● **Given instruction**
Provide an exact copy of the data, excluding the images.

--- begin Source records ---

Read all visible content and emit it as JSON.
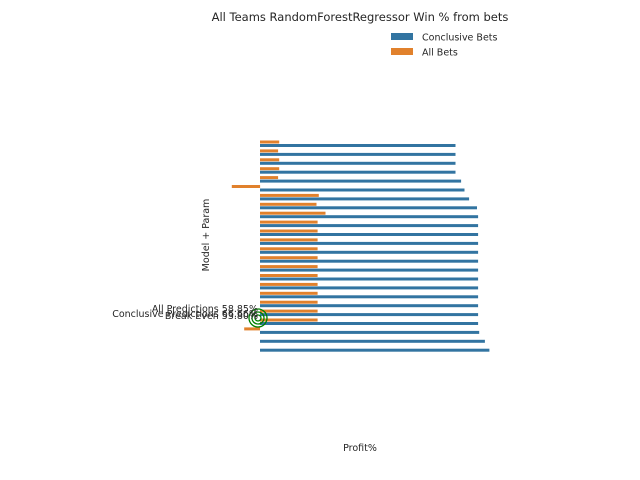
{
  "chart_data": {
    "type": "bar",
    "orientation": "horizontal",
    "title": "All Teams RandomForestRegressor Win % from bets",
    "xlabel": "Profit%",
    "ylabel": "Model + Param",
    "legend": {
      "placement": "top-right",
      "entries": [
        "Conclusive Bets",
        "All Bets"
      ]
    },
    "grid": false,
    "xlim": [
      -2.5,
      20.5
    ],
    "series": [
      {
        "name": "Conclusive Bets",
        "color": "#3274a1",
        "values": [
          17.3,
          17.3,
          17.3,
          17.3,
          17.8,
          18.1,
          18.5,
          19.2,
          19.3,
          19.3,
          19.3,
          19.3,
          19.3,
          19.3,
          19.3,
          19.3,
          19.3,
          19.3,
          19.3,
          19.3,
          19.3,
          19.4,
          19.9,
          20.3
        ]
      },
      {
        "name": "All Bets",
        "color": "#e1812c",
        "values": [
          1.7,
          1.6,
          1.7,
          1.7,
          1.6,
          -2.5,
          5.2,
          5.0,
          5.8,
          5.1,
          5.1,
          5.1,
          5.1,
          5.1,
          5.1,
          5.1,
          5.1,
          5.1,
          5.1,
          5.1,
          5.1,
          -1.4,
          0,
          0
        ]
      }
    ],
    "reference_markers": {
      "color": "#008000",
      "labels": [
        "All Predictions 58.85%",
        "Conclusive Predictions 66.66%",
        "Break Even 53.80%"
      ]
    }
  }
}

--- end Source records ---

● **Answer**
Read all visible content and emit it as JSON.
{
  "chart_data": {
    "type": "bar",
    "orientation": "horizontal",
    "title": "All Teams RandomForestRegressor Win % from bets",
    "xlabel": "Profit%",
    "ylabel": "Model + Param",
    "legend": {
      "placement": "top-right",
      "entries": [
        "Conclusive Bets",
        "All Bets"
      ]
    },
    "grid": false,
    "xlim": [
      -2.5,
      20.5
    ],
    "series": [
      {
        "name": "Conclusive Bets",
        "color": "#3274a1",
        "values": [
          17.3,
          17.3,
          17.3,
          17.3,
          17.8,
          18.1,
          18.5,
          19.2,
          19.3,
          19.3,
          19.3,
          19.3,
          19.3,
          19.3,
          19.3,
          19.3,
          19.3,
          19.3,
          19.3,
          19.3,
          19.3,
          19.4,
          19.9,
          20.3
        ]
      },
      {
        "name": "All Bets",
        "color": "#e1812c",
        "values": [
          1.7,
          1.6,
          1.7,
          1.7,
          1.6,
          -2.5,
          5.2,
          5.0,
          5.8,
          5.1,
          5.1,
          5.1,
          5.1,
          5.1,
          5.1,
          5.1,
          5.1,
          5.1,
          5.1,
          5.1,
          5.1,
          -1.4,
          0,
          0
        ]
      }
    ],
    "reference_markers": {
      "color": "#008000",
      "labels": [
        "All Predictions 58.85%",
        "Conclusive Predictions 66.66%",
        "Break Even 53.80%"
      ]
    }
  }
}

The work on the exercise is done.